Copy every line of the records below where the word "Properties" occurs.

[START OF Record list]

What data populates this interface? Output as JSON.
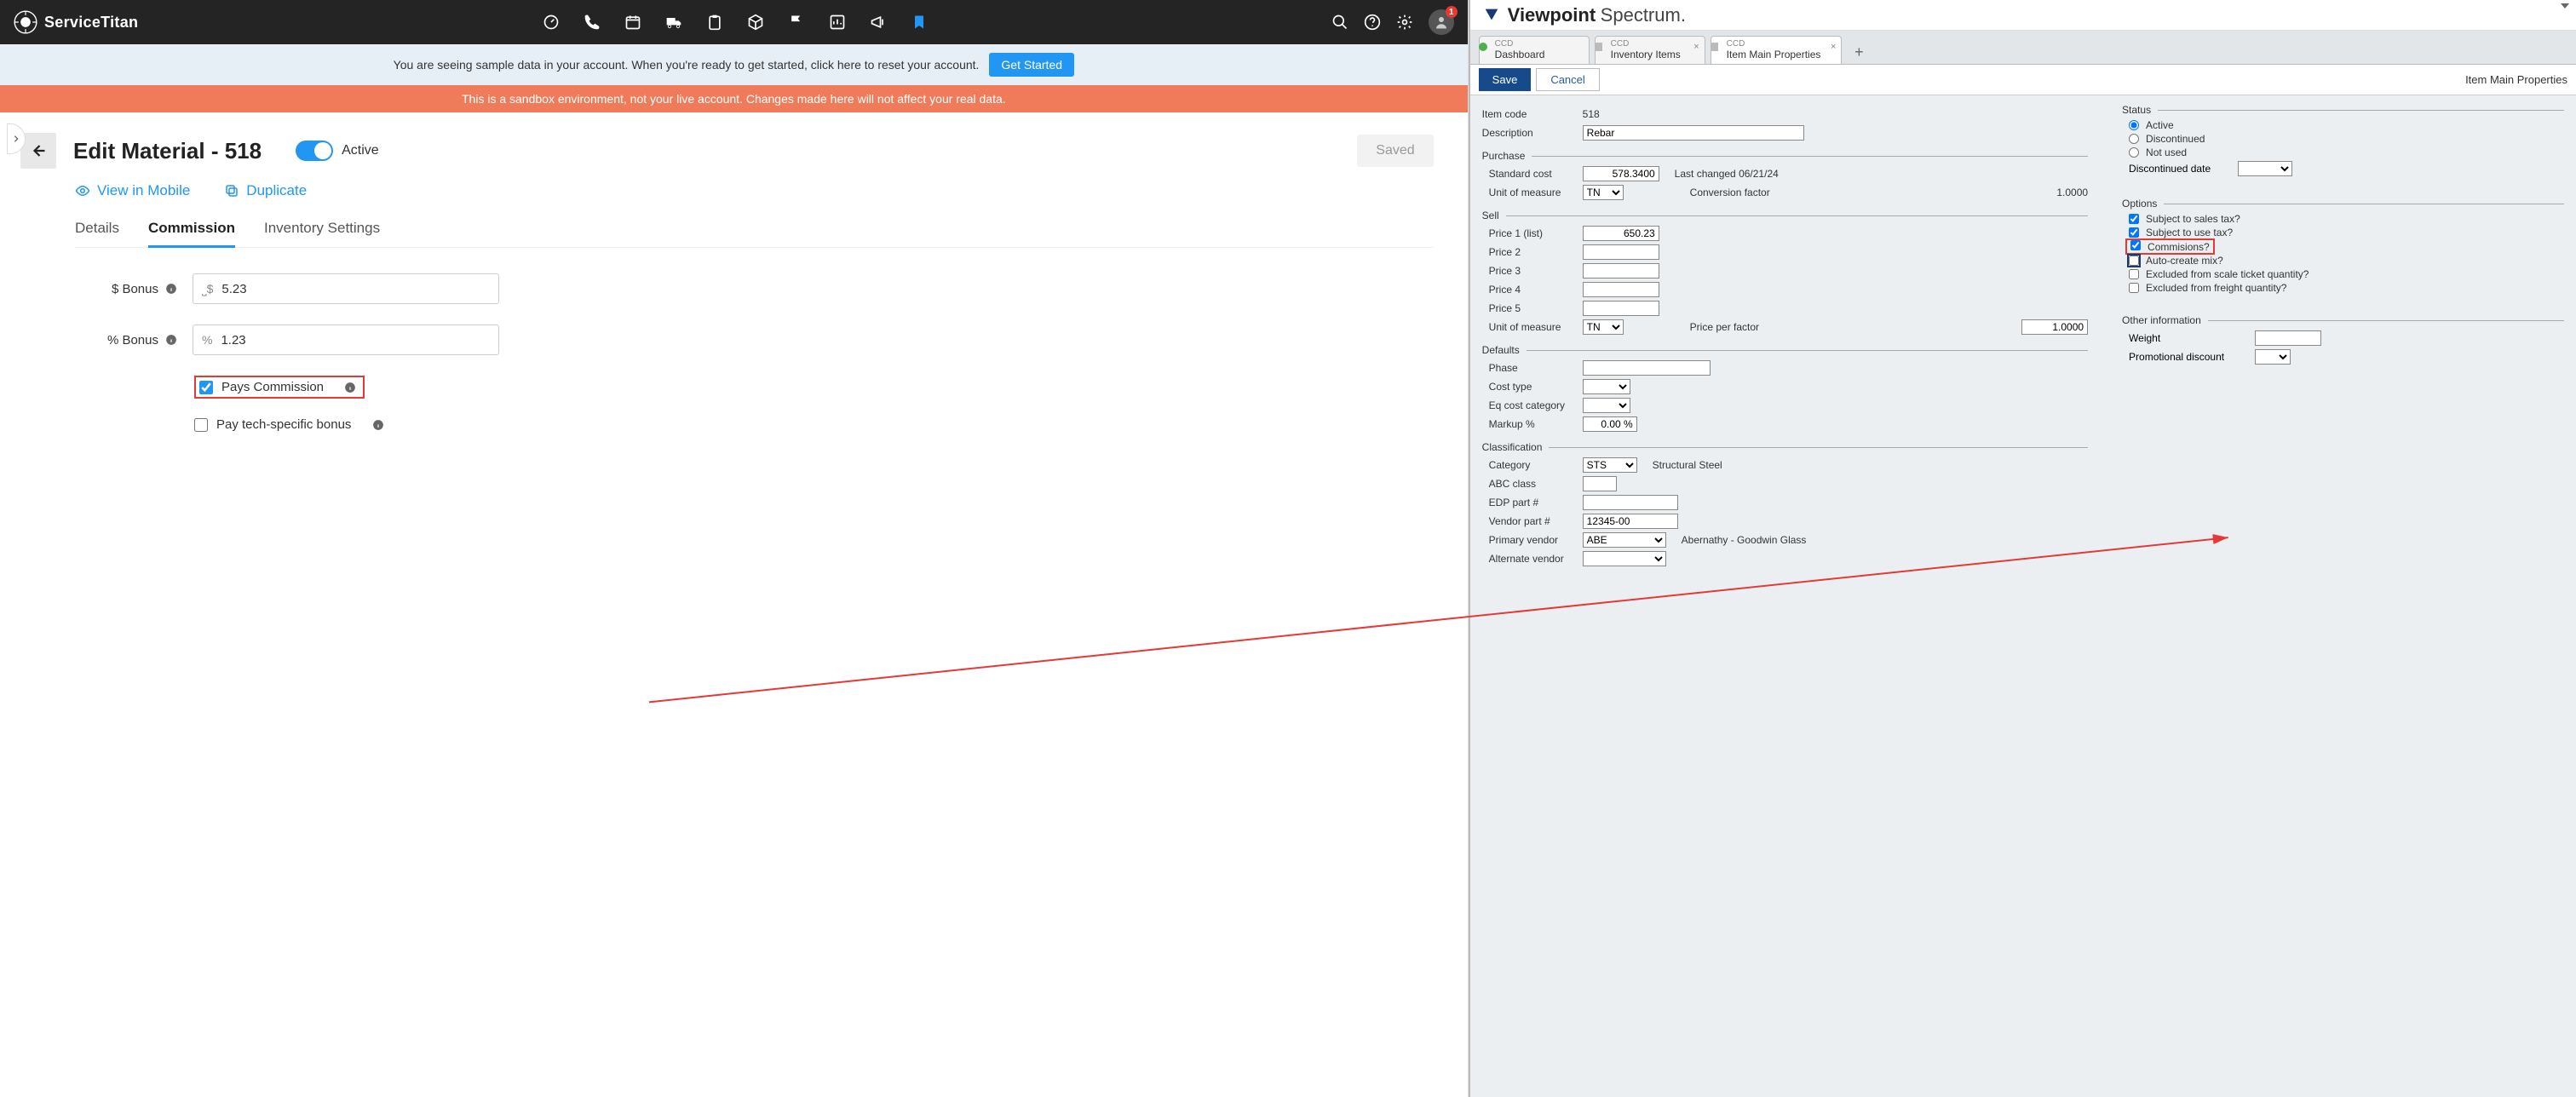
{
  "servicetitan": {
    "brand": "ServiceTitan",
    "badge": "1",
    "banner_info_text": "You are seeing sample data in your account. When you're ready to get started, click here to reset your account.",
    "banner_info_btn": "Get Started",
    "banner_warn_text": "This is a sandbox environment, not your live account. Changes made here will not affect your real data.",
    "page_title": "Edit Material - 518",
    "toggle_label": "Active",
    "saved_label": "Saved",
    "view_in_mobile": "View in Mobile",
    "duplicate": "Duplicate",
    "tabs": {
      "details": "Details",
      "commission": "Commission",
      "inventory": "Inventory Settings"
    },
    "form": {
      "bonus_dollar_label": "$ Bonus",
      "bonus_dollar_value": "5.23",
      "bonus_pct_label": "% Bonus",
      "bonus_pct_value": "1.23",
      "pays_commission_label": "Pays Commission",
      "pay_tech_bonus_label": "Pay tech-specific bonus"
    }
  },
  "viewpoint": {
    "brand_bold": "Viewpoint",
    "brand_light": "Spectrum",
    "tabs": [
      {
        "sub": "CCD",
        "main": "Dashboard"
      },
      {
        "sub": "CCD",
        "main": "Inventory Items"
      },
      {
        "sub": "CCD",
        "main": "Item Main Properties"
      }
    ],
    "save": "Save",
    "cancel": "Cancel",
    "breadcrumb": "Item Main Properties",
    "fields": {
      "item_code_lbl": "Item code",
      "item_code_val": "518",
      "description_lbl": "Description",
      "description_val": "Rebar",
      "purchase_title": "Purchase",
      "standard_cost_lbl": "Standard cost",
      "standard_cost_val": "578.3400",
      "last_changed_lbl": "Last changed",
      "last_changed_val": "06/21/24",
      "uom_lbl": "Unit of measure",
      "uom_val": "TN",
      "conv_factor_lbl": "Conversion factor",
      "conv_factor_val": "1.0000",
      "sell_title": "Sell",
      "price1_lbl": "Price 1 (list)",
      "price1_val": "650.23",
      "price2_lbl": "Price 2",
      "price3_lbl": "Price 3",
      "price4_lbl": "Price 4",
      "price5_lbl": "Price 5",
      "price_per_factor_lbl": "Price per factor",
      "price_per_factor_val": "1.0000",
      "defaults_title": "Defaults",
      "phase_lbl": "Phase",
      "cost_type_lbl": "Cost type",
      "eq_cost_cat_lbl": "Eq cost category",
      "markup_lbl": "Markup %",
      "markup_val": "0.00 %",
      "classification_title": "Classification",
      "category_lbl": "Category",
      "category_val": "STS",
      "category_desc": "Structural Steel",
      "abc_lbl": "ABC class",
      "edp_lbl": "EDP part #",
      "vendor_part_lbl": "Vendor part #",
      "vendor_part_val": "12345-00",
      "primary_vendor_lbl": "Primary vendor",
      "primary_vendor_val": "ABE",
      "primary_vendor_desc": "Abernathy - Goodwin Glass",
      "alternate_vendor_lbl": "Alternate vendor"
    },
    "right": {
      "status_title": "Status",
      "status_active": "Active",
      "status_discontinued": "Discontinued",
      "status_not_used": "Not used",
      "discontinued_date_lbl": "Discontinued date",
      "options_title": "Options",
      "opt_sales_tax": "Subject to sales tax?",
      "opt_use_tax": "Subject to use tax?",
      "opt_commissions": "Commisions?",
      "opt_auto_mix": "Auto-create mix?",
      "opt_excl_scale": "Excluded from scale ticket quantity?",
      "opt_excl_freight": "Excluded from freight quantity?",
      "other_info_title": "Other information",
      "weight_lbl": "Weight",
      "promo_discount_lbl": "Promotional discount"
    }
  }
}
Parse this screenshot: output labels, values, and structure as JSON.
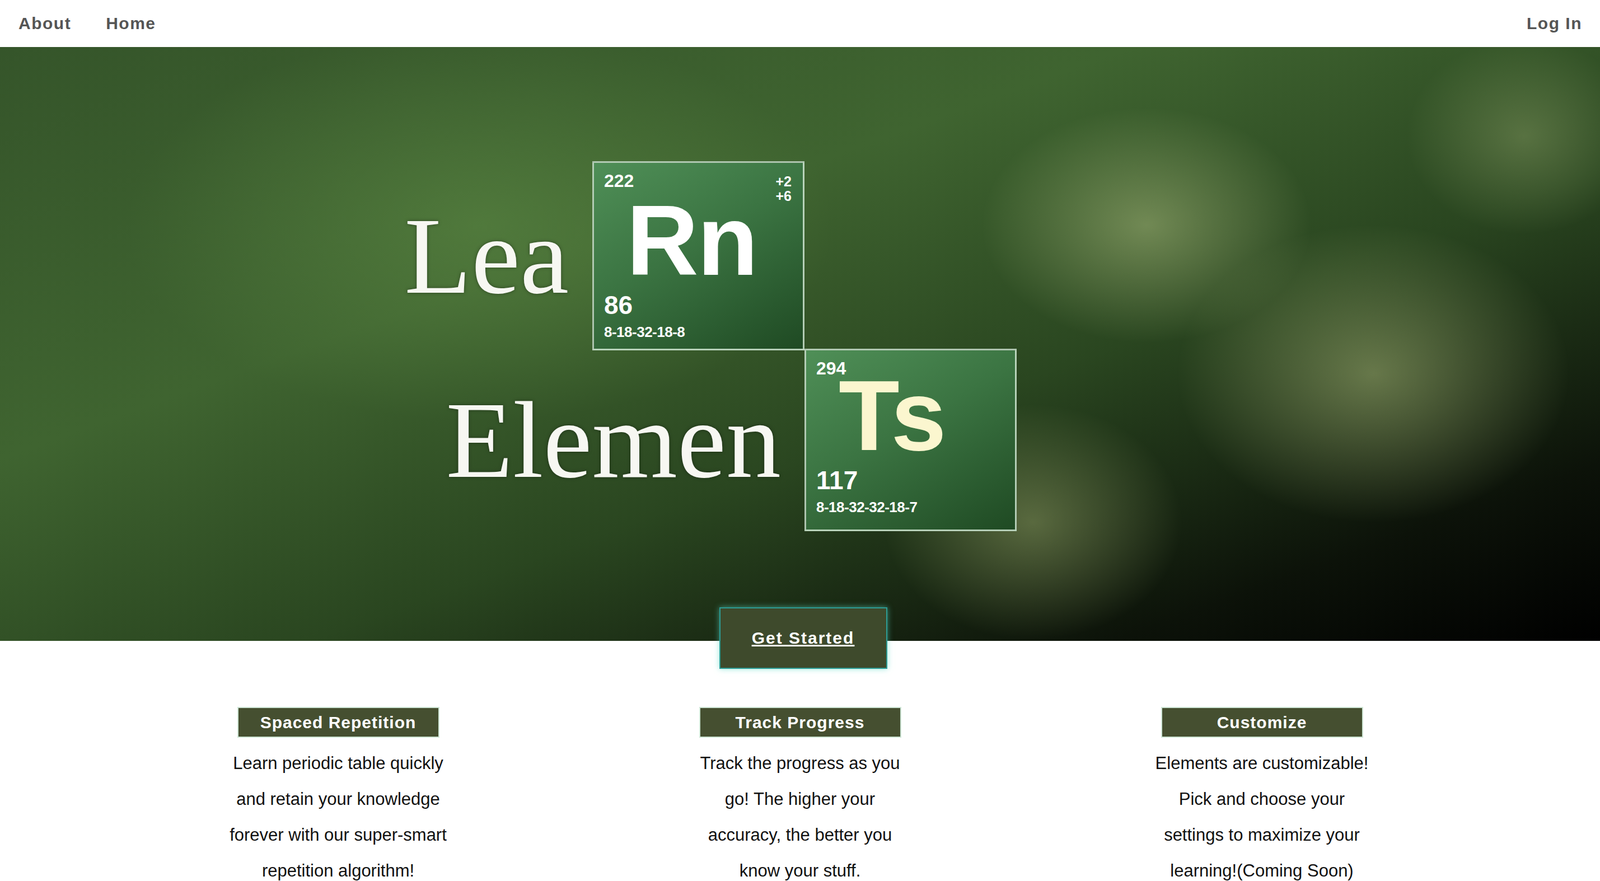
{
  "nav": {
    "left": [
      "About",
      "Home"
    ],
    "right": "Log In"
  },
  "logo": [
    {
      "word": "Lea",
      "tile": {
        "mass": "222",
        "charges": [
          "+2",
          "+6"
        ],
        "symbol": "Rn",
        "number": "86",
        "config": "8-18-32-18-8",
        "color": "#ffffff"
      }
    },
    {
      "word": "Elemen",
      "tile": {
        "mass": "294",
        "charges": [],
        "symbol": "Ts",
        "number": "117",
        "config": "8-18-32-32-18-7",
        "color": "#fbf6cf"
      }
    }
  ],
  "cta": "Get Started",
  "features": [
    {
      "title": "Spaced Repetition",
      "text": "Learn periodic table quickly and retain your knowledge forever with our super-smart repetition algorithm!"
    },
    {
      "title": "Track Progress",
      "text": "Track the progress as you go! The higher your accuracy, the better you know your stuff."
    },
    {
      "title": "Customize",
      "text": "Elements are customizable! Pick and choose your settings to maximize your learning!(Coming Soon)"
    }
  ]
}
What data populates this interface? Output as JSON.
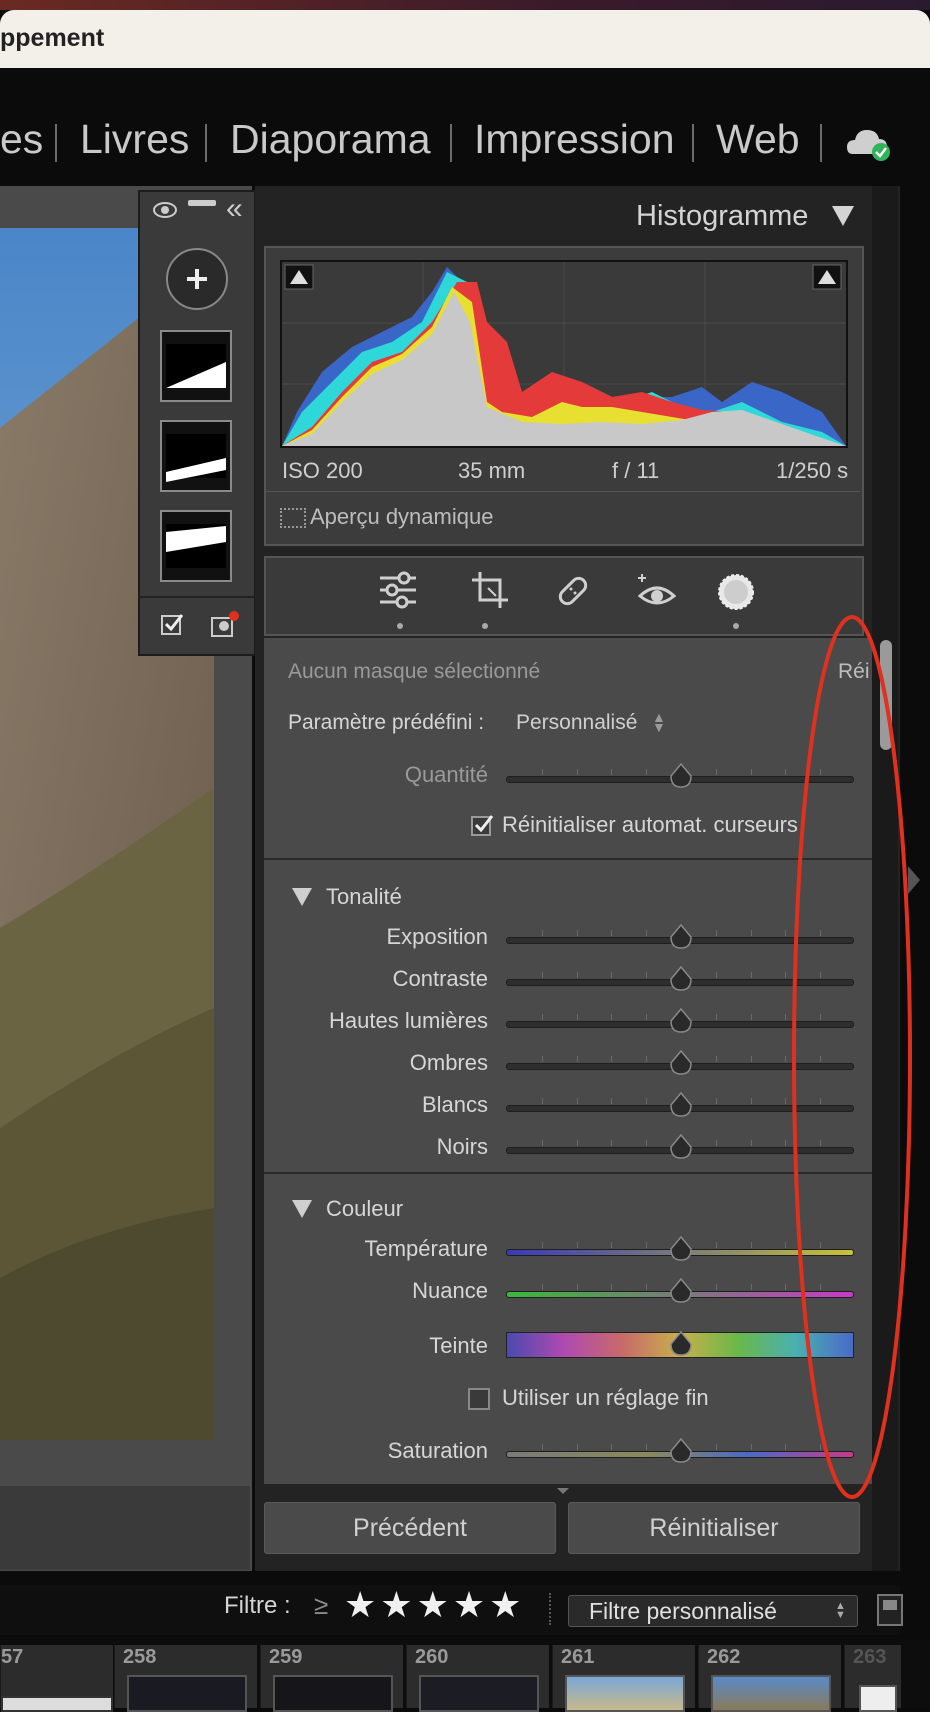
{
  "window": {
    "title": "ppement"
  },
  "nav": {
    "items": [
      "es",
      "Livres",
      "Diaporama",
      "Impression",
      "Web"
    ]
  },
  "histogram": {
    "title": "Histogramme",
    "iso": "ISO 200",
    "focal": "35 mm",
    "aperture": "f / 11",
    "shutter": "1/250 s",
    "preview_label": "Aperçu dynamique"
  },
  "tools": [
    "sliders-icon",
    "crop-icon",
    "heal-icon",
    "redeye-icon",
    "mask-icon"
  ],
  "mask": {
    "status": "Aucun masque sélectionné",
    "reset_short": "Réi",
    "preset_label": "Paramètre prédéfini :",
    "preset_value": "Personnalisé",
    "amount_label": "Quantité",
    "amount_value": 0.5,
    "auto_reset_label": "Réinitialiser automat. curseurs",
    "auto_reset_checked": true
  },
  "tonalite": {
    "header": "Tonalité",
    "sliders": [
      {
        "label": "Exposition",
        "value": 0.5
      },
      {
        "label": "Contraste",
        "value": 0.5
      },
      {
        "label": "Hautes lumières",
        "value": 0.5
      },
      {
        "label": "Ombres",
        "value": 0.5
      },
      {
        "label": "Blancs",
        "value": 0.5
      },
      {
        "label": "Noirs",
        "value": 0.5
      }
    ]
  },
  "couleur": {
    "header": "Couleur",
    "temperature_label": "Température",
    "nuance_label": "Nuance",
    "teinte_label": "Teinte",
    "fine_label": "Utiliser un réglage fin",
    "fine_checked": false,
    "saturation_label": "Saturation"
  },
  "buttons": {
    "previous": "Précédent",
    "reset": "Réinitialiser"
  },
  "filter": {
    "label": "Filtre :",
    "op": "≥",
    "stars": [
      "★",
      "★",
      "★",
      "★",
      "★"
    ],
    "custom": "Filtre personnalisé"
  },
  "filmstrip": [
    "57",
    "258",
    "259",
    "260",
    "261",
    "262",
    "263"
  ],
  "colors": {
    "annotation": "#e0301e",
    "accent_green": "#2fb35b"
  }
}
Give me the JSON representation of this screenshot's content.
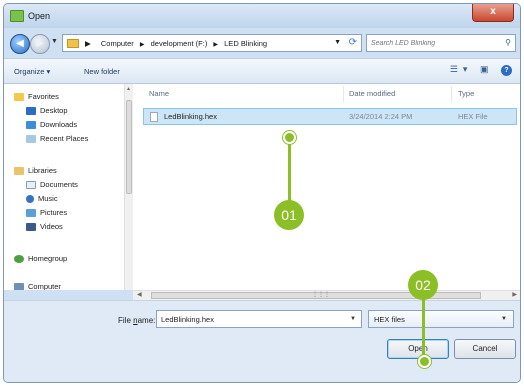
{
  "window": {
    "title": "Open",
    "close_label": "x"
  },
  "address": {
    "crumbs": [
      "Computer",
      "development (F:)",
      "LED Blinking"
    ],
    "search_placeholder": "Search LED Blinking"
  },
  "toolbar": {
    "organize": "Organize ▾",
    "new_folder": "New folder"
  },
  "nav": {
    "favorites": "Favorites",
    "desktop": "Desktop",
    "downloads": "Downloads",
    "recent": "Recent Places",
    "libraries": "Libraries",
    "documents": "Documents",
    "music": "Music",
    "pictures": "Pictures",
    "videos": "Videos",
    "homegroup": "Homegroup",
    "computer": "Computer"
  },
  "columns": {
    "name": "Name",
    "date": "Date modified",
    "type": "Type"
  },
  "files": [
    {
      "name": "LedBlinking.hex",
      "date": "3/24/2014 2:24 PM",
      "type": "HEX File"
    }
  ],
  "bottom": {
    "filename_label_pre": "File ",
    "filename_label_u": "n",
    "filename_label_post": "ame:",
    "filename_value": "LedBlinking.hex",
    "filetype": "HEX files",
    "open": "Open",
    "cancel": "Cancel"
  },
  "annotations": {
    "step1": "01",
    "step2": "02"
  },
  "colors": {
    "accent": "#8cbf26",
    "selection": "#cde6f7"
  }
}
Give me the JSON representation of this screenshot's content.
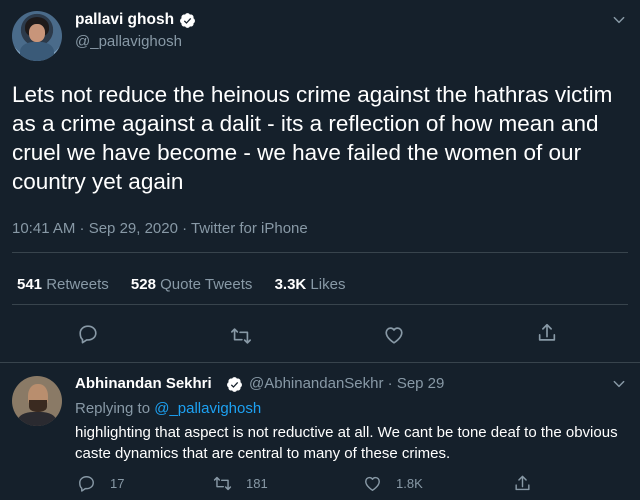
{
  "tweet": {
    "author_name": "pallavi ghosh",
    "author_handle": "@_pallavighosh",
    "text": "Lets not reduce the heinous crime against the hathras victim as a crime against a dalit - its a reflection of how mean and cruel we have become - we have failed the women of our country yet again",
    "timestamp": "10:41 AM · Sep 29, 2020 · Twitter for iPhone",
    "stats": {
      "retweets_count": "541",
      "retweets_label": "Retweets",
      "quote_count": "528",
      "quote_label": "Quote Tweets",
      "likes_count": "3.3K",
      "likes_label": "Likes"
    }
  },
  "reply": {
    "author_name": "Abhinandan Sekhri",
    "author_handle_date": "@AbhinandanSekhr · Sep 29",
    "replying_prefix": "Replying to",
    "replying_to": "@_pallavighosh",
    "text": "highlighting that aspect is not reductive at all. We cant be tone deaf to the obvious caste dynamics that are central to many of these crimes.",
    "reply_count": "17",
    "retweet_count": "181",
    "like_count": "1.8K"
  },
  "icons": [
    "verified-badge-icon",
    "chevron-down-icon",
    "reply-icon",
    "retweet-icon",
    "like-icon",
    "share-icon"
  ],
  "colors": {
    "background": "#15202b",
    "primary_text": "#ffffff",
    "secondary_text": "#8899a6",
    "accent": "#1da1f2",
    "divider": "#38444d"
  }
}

[END OF Record list]

Exercise output —
        "main": "Item Main Properties"
    "breadcrumb": "Item Main Properties",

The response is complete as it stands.